* Set exercise: Tally the lines that contain "this" and report the total alone.

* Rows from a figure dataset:
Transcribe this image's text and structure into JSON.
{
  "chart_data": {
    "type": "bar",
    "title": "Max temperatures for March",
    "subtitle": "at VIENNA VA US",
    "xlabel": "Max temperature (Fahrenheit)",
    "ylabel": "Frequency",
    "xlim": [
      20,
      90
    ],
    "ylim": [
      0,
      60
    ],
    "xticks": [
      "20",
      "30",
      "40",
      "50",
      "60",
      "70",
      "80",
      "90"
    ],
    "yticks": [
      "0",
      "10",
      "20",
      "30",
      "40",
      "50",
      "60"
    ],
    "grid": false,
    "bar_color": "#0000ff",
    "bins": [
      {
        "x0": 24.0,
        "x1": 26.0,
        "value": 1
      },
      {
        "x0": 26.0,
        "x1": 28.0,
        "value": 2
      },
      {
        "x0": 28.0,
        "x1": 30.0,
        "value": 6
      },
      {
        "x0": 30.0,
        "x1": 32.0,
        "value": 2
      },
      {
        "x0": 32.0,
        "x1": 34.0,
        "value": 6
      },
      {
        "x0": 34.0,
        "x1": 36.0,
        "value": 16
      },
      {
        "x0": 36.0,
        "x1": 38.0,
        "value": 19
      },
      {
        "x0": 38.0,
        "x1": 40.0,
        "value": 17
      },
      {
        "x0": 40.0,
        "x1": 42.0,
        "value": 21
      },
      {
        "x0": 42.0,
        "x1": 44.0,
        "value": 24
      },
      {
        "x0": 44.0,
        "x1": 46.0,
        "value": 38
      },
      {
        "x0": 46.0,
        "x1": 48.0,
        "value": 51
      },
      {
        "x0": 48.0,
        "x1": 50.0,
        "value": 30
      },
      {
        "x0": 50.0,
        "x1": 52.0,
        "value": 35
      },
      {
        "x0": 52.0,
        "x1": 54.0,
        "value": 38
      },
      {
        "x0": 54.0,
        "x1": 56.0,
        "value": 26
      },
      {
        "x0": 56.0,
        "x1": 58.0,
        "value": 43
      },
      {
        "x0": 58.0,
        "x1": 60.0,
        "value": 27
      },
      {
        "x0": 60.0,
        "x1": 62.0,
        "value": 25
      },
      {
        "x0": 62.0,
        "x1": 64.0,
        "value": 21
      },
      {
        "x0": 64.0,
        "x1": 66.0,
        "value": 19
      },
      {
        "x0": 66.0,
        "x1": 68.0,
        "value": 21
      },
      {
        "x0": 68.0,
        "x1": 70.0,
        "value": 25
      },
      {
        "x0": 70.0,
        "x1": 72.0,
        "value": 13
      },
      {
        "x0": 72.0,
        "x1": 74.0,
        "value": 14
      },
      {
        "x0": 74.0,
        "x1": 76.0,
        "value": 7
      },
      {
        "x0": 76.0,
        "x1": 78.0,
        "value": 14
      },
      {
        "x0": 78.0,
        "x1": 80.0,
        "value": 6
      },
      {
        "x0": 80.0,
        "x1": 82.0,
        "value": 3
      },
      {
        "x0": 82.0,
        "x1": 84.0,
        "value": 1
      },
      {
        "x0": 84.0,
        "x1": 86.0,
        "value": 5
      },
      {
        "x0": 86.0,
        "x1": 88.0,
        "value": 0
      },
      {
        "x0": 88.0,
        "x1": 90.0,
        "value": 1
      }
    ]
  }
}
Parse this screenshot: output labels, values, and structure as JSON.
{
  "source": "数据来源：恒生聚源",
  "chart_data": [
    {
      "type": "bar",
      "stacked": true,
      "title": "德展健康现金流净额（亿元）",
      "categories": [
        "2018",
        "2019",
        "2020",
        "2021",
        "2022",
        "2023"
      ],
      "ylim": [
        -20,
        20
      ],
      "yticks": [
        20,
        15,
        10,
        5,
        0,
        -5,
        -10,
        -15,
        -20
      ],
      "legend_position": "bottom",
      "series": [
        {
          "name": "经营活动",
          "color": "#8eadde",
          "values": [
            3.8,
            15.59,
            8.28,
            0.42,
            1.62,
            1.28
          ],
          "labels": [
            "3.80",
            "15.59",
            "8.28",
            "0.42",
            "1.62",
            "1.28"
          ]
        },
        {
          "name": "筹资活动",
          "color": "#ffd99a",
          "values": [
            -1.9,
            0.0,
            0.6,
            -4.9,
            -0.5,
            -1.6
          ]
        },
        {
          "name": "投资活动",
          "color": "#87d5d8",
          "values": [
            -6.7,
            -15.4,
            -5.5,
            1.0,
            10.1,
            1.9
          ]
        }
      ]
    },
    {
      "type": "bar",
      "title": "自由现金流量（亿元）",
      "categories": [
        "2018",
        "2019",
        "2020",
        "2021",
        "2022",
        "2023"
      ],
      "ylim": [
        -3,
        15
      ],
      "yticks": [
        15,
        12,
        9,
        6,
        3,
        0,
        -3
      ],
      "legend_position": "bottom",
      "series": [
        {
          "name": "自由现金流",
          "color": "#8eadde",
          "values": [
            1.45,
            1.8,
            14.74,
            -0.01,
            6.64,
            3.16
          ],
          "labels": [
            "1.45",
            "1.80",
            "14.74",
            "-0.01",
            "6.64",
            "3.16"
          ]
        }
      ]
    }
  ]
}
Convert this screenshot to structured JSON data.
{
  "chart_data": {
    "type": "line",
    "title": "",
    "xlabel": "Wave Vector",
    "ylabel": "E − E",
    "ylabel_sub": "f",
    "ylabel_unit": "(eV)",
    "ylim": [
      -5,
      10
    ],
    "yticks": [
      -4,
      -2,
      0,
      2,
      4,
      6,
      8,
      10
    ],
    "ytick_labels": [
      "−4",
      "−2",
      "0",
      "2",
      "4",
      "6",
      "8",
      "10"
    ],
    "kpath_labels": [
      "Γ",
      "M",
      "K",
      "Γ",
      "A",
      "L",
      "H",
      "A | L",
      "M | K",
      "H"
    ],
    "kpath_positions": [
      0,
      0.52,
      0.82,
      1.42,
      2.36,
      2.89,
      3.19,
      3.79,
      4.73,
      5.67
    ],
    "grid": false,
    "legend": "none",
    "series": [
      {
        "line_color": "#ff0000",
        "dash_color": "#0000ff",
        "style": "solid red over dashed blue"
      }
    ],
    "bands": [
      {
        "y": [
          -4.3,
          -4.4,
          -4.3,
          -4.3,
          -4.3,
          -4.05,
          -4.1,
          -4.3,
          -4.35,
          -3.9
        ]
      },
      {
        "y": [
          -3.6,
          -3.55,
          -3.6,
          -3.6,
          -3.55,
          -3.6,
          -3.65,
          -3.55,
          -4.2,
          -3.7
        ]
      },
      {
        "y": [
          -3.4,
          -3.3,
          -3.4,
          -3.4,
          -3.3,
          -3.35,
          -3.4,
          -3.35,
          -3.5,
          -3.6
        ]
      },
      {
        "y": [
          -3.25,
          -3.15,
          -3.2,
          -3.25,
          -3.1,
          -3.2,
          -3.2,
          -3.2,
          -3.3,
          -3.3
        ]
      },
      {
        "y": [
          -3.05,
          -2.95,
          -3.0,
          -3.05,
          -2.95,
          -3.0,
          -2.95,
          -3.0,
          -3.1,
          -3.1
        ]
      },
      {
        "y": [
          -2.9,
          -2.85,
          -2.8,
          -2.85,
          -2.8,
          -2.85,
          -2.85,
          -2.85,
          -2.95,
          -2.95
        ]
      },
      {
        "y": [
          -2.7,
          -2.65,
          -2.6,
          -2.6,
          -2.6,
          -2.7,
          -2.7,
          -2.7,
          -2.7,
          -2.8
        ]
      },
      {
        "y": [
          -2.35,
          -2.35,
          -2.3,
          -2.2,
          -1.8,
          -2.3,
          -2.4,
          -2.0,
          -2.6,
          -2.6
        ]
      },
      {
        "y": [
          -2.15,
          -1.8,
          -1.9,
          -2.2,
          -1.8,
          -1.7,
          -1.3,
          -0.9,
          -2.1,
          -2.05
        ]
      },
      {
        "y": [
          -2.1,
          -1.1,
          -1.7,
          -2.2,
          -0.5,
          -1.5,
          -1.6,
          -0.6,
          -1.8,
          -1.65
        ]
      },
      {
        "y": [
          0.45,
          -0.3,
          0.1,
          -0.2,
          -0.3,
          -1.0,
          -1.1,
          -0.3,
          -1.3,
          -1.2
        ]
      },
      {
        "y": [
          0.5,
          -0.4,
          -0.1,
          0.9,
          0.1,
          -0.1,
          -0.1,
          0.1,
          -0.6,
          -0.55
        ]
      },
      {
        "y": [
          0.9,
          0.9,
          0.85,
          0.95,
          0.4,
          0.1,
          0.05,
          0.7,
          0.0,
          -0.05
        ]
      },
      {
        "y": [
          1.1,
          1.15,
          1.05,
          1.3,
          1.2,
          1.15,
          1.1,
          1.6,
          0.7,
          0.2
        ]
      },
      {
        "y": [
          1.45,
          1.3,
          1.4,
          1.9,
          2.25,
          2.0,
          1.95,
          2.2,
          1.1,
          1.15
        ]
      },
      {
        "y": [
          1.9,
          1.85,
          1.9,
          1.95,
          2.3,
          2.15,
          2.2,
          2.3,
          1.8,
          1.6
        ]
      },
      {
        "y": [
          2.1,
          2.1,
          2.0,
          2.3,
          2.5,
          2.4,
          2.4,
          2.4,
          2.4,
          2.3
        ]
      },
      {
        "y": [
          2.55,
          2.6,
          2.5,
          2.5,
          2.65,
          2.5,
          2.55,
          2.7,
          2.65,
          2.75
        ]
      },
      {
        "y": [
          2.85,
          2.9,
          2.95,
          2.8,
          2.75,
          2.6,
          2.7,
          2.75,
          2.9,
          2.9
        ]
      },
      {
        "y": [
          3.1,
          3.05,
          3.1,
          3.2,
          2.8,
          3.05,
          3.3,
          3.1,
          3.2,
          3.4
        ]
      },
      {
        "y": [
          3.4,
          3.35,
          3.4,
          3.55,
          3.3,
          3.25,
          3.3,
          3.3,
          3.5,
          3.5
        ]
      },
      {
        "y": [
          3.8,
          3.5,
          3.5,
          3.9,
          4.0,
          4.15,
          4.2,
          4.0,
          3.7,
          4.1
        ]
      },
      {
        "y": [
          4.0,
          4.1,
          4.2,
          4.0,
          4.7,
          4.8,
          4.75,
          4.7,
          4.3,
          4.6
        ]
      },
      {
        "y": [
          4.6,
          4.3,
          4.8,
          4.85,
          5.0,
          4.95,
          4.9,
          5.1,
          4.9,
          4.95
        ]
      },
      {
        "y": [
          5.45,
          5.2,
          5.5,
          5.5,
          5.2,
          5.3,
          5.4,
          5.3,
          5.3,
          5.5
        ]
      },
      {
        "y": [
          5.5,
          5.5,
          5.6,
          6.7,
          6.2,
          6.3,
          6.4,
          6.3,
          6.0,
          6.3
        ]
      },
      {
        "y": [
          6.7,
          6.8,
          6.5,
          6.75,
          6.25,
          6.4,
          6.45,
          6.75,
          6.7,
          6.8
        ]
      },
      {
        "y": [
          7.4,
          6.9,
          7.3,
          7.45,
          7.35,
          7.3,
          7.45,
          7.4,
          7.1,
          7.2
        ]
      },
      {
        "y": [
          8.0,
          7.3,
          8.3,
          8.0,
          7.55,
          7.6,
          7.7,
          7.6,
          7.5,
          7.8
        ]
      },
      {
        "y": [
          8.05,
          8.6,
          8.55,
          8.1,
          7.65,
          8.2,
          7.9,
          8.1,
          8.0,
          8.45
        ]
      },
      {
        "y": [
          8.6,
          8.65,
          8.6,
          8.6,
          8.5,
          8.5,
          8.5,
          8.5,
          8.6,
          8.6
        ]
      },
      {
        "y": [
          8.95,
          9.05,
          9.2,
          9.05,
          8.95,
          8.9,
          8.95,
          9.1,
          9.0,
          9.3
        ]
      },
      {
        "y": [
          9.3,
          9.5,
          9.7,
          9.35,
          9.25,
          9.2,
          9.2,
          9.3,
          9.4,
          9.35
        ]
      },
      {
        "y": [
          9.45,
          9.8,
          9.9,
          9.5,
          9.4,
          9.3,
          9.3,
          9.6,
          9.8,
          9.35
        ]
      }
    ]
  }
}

* Problem solution: 3